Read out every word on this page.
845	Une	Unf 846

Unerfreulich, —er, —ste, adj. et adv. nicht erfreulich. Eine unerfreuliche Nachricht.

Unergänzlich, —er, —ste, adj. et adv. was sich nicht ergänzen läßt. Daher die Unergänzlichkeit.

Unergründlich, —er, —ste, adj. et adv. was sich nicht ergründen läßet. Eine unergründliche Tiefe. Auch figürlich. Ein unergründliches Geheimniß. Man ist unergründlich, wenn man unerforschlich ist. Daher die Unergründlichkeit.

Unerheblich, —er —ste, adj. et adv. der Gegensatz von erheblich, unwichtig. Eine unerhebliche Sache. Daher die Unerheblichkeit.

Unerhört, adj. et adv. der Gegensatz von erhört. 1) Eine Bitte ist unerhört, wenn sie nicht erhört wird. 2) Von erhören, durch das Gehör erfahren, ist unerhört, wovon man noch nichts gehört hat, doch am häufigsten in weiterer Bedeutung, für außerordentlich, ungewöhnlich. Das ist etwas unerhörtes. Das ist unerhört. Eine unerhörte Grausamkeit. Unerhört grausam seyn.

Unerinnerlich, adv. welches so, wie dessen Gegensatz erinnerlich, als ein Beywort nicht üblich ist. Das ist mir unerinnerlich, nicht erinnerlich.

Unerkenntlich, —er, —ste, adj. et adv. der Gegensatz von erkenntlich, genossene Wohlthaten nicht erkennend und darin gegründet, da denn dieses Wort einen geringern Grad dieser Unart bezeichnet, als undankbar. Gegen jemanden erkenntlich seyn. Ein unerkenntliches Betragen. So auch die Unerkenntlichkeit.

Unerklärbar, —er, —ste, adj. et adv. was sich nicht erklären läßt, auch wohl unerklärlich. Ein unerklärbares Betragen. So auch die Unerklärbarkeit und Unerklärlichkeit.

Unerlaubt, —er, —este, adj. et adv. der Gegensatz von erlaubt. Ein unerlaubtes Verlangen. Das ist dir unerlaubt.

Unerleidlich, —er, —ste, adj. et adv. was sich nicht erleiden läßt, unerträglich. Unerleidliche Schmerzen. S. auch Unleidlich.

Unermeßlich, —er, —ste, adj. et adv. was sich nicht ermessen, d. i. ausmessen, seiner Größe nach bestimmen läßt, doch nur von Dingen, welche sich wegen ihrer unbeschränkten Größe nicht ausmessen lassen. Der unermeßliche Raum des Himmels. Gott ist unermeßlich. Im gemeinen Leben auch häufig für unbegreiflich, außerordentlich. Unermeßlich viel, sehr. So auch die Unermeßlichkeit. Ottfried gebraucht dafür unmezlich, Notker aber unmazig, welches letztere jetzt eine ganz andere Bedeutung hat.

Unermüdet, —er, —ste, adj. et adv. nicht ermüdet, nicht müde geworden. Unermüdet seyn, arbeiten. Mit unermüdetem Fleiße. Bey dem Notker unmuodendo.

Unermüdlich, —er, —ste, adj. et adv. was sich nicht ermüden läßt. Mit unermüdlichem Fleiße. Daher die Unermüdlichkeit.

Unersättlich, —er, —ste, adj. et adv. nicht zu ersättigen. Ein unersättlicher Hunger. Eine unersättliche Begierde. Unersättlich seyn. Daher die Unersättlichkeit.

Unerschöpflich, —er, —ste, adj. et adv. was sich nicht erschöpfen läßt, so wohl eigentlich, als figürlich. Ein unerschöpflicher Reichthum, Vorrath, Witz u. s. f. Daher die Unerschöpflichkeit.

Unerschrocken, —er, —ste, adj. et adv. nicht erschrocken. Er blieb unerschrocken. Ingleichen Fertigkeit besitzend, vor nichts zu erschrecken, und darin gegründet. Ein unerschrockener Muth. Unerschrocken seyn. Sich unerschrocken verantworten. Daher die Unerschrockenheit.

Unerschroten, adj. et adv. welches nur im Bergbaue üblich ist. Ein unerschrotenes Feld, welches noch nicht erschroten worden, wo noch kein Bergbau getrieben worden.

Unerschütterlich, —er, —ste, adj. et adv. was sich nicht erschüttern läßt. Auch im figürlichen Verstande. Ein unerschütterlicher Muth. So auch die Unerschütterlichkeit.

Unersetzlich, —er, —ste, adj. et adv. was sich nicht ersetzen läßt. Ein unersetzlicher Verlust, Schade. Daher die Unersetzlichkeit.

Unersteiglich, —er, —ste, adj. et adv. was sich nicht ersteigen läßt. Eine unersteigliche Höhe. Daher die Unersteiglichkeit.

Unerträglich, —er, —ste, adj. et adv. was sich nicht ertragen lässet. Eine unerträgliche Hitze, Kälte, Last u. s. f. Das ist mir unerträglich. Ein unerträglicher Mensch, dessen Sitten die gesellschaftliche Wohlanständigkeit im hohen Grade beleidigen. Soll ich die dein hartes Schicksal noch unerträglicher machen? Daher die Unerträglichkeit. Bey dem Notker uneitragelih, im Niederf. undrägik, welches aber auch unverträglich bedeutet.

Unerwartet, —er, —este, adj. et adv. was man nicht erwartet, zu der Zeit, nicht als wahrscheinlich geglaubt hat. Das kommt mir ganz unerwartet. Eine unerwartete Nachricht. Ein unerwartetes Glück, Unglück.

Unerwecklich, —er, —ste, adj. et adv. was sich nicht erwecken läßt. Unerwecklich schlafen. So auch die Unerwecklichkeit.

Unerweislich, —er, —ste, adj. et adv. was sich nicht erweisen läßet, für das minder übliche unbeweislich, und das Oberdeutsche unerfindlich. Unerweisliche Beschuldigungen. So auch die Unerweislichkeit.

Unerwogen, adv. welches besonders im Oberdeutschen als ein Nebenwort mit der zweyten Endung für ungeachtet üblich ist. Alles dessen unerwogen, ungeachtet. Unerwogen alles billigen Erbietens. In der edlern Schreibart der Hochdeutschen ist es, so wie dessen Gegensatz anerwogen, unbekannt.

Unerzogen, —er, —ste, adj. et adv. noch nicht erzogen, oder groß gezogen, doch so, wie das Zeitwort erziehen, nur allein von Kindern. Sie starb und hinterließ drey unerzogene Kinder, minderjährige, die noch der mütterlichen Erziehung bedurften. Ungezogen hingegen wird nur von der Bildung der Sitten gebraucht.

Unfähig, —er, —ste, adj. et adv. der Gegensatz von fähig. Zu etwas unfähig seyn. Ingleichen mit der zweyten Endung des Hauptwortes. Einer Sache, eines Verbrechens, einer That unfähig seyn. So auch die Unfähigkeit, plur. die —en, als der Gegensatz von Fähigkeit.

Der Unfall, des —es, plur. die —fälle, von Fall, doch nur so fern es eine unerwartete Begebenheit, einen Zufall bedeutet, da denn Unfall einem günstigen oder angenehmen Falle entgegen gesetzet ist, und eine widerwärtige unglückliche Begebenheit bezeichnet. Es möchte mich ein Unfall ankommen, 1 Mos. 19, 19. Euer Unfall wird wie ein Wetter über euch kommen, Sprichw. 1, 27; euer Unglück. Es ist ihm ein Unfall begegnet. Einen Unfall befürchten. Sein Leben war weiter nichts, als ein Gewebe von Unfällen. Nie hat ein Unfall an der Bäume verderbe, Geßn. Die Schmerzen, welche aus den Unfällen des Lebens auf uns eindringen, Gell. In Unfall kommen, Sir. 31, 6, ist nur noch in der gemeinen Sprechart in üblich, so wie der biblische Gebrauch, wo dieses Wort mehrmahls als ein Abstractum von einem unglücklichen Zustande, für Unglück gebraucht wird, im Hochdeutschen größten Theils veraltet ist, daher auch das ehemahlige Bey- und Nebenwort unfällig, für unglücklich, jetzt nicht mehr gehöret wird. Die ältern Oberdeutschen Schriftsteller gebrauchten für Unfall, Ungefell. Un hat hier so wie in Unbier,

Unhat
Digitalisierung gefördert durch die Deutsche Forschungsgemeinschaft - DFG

--------

* Request
Return only the number of lines in the entries that contain the string "Hochdeutschen".

* Solution to this exercise
2